--- start INPUT RECORDS ---

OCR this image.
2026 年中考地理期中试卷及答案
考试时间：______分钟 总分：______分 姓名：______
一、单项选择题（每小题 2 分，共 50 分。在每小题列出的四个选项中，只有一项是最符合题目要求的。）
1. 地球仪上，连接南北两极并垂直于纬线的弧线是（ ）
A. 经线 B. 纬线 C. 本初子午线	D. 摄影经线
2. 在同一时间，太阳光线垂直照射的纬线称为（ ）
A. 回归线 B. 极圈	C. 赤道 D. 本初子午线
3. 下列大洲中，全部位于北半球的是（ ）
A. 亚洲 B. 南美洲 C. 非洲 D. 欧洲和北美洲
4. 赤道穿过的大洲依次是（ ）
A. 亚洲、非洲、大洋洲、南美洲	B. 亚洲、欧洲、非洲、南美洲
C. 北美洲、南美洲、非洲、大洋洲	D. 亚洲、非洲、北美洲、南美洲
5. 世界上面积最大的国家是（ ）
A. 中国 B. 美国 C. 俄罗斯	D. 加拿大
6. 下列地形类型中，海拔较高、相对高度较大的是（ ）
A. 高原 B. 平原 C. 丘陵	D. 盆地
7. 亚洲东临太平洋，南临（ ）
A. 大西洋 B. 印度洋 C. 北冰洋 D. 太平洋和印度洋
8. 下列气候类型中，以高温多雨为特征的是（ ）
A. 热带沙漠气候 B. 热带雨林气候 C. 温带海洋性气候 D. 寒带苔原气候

--- end INPUT RECORDS ---

*INSTRUCTION*
Your answer should be only a number: how many lines of the data above contain the string "本初子午线"?

*WRITTEN ANSWER*
2